[PROBLEM DETAILS] Copy every line of these rows below without changing anything.

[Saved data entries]
..............................

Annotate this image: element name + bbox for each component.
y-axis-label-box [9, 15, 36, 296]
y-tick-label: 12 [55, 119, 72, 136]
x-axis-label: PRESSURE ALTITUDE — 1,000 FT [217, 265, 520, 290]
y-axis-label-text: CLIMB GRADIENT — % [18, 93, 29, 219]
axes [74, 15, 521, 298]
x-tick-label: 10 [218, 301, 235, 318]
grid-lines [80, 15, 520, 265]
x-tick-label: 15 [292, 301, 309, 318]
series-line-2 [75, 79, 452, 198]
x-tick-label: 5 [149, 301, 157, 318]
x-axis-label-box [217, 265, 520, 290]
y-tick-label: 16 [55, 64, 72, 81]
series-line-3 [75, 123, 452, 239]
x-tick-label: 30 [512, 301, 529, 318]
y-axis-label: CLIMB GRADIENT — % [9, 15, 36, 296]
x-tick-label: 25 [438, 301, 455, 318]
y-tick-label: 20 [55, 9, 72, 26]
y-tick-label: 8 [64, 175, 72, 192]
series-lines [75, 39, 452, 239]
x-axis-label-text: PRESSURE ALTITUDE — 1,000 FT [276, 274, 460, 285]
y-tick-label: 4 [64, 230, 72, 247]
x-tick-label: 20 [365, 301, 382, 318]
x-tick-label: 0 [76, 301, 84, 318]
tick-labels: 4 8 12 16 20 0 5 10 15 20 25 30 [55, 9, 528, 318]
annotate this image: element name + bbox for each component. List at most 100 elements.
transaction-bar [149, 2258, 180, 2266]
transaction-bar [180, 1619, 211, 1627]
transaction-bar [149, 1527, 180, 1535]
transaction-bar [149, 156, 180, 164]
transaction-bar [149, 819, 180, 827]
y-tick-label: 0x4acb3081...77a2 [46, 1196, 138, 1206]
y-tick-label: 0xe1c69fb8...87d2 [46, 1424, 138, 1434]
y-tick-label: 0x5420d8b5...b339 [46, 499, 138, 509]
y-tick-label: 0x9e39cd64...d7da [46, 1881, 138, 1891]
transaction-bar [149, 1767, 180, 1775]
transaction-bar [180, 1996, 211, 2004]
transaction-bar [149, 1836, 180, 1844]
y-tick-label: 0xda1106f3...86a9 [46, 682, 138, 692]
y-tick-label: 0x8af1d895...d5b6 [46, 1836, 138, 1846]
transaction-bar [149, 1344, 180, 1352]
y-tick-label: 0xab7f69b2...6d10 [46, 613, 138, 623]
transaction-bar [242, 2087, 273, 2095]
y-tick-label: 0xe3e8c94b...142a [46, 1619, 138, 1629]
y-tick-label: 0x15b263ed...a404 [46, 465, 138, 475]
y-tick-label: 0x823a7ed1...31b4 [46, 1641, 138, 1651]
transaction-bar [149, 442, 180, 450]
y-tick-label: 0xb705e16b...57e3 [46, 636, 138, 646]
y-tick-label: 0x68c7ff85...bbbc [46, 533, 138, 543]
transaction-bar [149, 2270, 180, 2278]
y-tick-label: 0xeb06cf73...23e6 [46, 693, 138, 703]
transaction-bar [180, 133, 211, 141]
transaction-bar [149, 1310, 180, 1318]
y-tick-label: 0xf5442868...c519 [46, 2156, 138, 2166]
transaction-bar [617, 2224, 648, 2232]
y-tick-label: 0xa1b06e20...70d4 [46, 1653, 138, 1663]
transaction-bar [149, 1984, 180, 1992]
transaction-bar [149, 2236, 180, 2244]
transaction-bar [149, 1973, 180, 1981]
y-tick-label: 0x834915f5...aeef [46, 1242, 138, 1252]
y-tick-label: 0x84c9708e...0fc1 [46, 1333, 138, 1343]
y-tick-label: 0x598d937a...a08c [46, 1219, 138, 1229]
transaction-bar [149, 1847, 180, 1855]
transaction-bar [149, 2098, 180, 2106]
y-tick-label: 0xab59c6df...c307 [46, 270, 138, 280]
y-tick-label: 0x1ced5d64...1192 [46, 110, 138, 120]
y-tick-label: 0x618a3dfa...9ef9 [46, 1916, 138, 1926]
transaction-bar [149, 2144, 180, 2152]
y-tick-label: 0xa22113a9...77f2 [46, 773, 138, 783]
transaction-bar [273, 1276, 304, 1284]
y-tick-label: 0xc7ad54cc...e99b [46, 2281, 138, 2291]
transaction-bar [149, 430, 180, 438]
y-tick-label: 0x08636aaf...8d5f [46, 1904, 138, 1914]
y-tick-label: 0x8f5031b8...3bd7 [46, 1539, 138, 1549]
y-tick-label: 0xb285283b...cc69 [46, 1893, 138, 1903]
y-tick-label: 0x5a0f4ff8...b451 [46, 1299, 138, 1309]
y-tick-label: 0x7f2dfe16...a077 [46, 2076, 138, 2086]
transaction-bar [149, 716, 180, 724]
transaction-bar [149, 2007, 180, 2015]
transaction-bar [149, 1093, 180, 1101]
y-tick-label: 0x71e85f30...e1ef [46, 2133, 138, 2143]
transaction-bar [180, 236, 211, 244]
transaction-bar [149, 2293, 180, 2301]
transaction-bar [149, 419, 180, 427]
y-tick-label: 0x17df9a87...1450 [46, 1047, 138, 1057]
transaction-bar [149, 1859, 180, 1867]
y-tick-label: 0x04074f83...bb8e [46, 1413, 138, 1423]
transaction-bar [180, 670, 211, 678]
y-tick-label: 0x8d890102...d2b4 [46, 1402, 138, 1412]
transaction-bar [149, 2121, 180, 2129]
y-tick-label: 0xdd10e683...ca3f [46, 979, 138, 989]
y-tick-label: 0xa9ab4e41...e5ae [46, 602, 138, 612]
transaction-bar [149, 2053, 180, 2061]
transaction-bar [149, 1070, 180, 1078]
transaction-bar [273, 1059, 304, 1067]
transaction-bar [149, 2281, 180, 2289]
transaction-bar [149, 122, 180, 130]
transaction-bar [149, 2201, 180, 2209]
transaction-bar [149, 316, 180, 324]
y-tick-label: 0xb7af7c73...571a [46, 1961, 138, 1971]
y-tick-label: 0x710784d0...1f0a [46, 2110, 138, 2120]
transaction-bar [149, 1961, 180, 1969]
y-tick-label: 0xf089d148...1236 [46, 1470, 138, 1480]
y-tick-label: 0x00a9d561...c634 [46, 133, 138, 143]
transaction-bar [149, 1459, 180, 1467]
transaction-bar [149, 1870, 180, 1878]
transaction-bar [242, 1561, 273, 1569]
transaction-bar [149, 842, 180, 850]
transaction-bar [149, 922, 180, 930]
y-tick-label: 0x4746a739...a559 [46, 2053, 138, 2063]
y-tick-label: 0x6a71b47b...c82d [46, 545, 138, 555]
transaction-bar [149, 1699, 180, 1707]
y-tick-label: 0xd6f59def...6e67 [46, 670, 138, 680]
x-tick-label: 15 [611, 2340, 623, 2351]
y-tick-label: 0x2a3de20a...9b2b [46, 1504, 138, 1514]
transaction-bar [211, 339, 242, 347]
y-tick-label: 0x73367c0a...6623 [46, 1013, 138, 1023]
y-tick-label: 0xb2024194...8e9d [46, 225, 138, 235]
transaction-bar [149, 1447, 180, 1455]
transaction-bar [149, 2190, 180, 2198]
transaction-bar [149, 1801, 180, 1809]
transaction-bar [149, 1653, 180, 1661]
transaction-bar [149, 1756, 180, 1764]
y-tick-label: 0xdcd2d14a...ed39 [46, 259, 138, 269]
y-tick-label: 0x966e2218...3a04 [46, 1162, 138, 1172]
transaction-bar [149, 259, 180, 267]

..............................

[CORRECT RESPONSE]
Annotate this image: element name + bbox for each component.
y-axis-label-box [9, 15, 36, 296]
y-tick-label: 12 [55, 119, 72, 136]
x-axis-label: PRESSURE ALTITUDE — 1,000 FT [217, 265, 520, 290]
y-axis-label-text: CLIMB GRADIENT — % [18, 93, 29, 219]
axes [74, 15, 521, 298]
x-tick-label: 10 [218, 301, 235, 318]
grid-lines [80, 15, 520, 265]
x-tick-label: 15 [292, 301, 309, 318]
series-line-2 [75, 79, 452, 198]
x-tick-label: 5 [149, 301, 157, 318]
x-axis-label-box [217, 265, 520, 290]
y-tick-label: 16 [55, 64, 72, 81]
series-line-3 [75, 123, 452, 239]
x-tick-label: 30 [512, 301, 529, 318]
y-axis-label: CLIMB GRADIENT — % [9, 15, 36, 296]
x-tick-label: 25 [438, 301, 455, 318]
y-tick-label: 20 [55, 9, 72, 26]
y-tick-label: 8 [64, 175, 72, 192]
series-lines [75, 39, 452, 239]
x-axis-label-text: PRESSURE ALTITUDE — 1,000 FT [276, 274, 460, 285]
y-tick-label: 4 [64, 230, 72, 247]
x-tick-label: 20 [365, 301, 382, 318]
x-tick-label: 0 [76, 301, 84, 318]
tick-labels: 4 8 12 16 20 0 5 10 15 20 25 30 [55, 9, 528, 318]
annotate this image: element name + bbox for each component. List at most 100 elements.
transaction-bar [149, 2258, 180, 2266]
transaction-bar [180, 1619, 211, 1627]
transaction-bar [149, 1527, 180, 1535]
transaction-bar [149, 156, 180, 164]
transaction-bar [149, 819, 180, 827]
y-tick-label: 0x4acb3081...77a2 [46, 1196, 138, 1206]
y-tick-label: 0xe1c69fb8...87d2 [46, 1424, 138, 1434]
y-tick-label: 0x5420d8b5...b339 [46, 499, 138, 509]
y-tick-label: 0x9e39cd64...d7da [46, 1881, 138, 1891]
transaction-bar [149, 1767, 180, 1775]
transaction-bar [180, 1996, 211, 2004]
transaction-bar [149, 1836, 180, 1844]
y-tick-label: 0xda1106f3...86a9 [46, 682, 138, 692]
y-tick-label: 0x8af1d895...d5b6 [46, 1836, 138, 1846]
transaction-bar [149, 1344, 180, 1352]
y-tick-label: 0xab7f69b2...6d10 [46, 613, 138, 623]
transaction-bar [242, 2087, 273, 2095]
y-tick-label: 0xe3e8c94b...142a [46, 1619, 138, 1629]
y-tick-label: 0x15b263ed...a404 [46, 465, 138, 475]
y-tick-label: 0x823a7ed1...31b4 [46, 1641, 138, 1651]
transaction-bar [149, 442, 180, 450]
y-tick-label: 0xb705e16b...57e3 [46, 636, 138, 646]
y-tick-label: 0x68c7ff85...bbbc [46, 533, 138, 543]
transaction-bar [149, 2270, 180, 2278]
y-tick-label: 0xeb06cf73...23e6 [46, 693, 138, 703]
transaction-bar [180, 133, 211, 141]
transaction-bar [149, 1310, 180, 1318]
y-tick-label: 0xf5442868...c519 [46, 2156, 138, 2166]
transaction-bar [617, 2224, 648, 2232]
y-tick-label: 0xa1b06e20...70d4 [46, 1653, 138, 1663]
transaction-bar [149, 1984, 180, 1992]
transaction-bar [149, 2236, 180, 2244]
transaction-bar [149, 1973, 180, 1981]
y-tick-label: 0x834915f5...aeef [46, 1242, 138, 1252]
y-tick-label: 0x84c9708e...0fc1 [46, 1333, 138, 1343]
y-tick-label: 0x598d937a...a08c [46, 1219, 138, 1229]
transaction-bar [149, 1847, 180, 1855]
transaction-bar [149, 2098, 180, 2106]
y-tick-label: 0xab59c6df...c307 [46, 270, 138, 280]
y-tick-label: 0x1ced5d64...1192 [46, 110, 138, 120]
y-tick-label: 0x618a3dfa...9ef9 [46, 1916, 138, 1926]
transaction-bar [149, 2144, 180, 2152]
y-tick-label: 0xa22113a9...77f2 [46, 773, 138, 783]
transaction-bar [273, 1276, 304, 1284]
y-tick-label: 0xc7ad54cc...e99b [46, 2281, 138, 2291]
transaction-bar [149, 430, 180, 438]
y-tick-label: 0x08636aaf...8d5f [46, 1904, 138, 1914]
y-tick-label: 0x8f5031b8...3bd7 [46, 1539, 138, 1549]
y-tick-label: 0xb285283b...cc69 [46, 1893, 138, 1903]
y-tick-label: 0x5a0f4ff8...b451 [46, 1299, 138, 1309]
y-tick-label: 0x7f2dfe16...a077 [46, 2076, 138, 2086]
transaction-bar [149, 716, 180, 724]
transaction-bar [149, 2007, 180, 2015]
transaction-bar [149, 1093, 180, 1101]
y-tick-label: 0x71e85f30...e1ef [46, 2133, 138, 2143]
transaction-bar [180, 236, 211, 244]
transaction-bar [149, 2293, 180, 2301]
transaction-bar [149, 419, 180, 427]
y-tick-label: 0x17df9a87...1450 [46, 1047, 138, 1057]
transaction-bar [149, 1859, 180, 1867]
y-tick-label: 0x04074f83...bb8e [46, 1413, 138, 1423]
transaction-bar [180, 670, 211, 678]
y-tick-label: 0x8d890102...d2b4 [46, 1402, 138, 1412]
transaction-bar [149, 2121, 180, 2129]
y-tick-label: 0xdd10e683...ca3f [46, 979, 138, 989]
y-tick-label: 0xa9ab4e41...e5ae [46, 602, 138, 612]
transaction-bar [149, 2053, 180, 2061]
transaction-bar [149, 1070, 180, 1078]
transaction-bar [273, 1059, 304, 1067]
transaction-bar [149, 2281, 180, 2289]
transaction-bar [149, 122, 180, 130]
transaction-bar [149, 2201, 180, 2209]
transaction-bar [149, 316, 180, 324]
y-tick-label: 0xb7af7c73...571a [46, 1961, 138, 1971]
y-tick-label: 0x710784d0...1f0a [46, 2110, 138, 2120]
transaction-bar [149, 1961, 180, 1969]
y-tick-label: 0xf089d148...1236 [46, 1470, 138, 1480]
y-tick-label: 0x00a9d561...c634 [46, 133, 138, 143]
transaction-bar [149, 1459, 180, 1467]
transaction-bar [149, 1870, 180, 1878]
transaction-bar [242, 1561, 273, 1569]
transaction-bar [149, 842, 180, 850]
transaction-bar [149, 922, 180, 930]
y-tick-label: 0x4746a739...a559 [46, 2053, 138, 2063]
y-tick-label: 0x6a71b47b...c82d [46, 545, 138, 555]
transaction-bar [149, 1699, 180, 1707]
y-tick-label: 0xd6f59def...6e67 [46, 670, 138, 680]
x-tick-label: 15 [611, 2340, 623, 2351]
y-tick-label: 0x2a3de20a...9b2b [46, 1504, 138, 1514]
transaction-bar [211, 339, 242, 347]
y-tick-label: 0x73367c0a...6623 [46, 1013, 138, 1023]
y-tick-label: 0xb2024194...8e9d [46, 225, 138, 235]
transaction-bar [149, 1447, 180, 1455]
transaction-bar [149, 2190, 180, 2198]
transaction-bar [149, 1801, 180, 1809]
transaction-bar [149, 1653, 180, 1661]
transaction-bar [149, 1756, 180, 1764]
y-tick-label: 0xdcd2d14a...ed39 [46, 259, 138, 269]
y-tick-label: 0x966e2218...3a04 [46, 1162, 138, 1172]
transaction-bar [149, 259, 180, 267]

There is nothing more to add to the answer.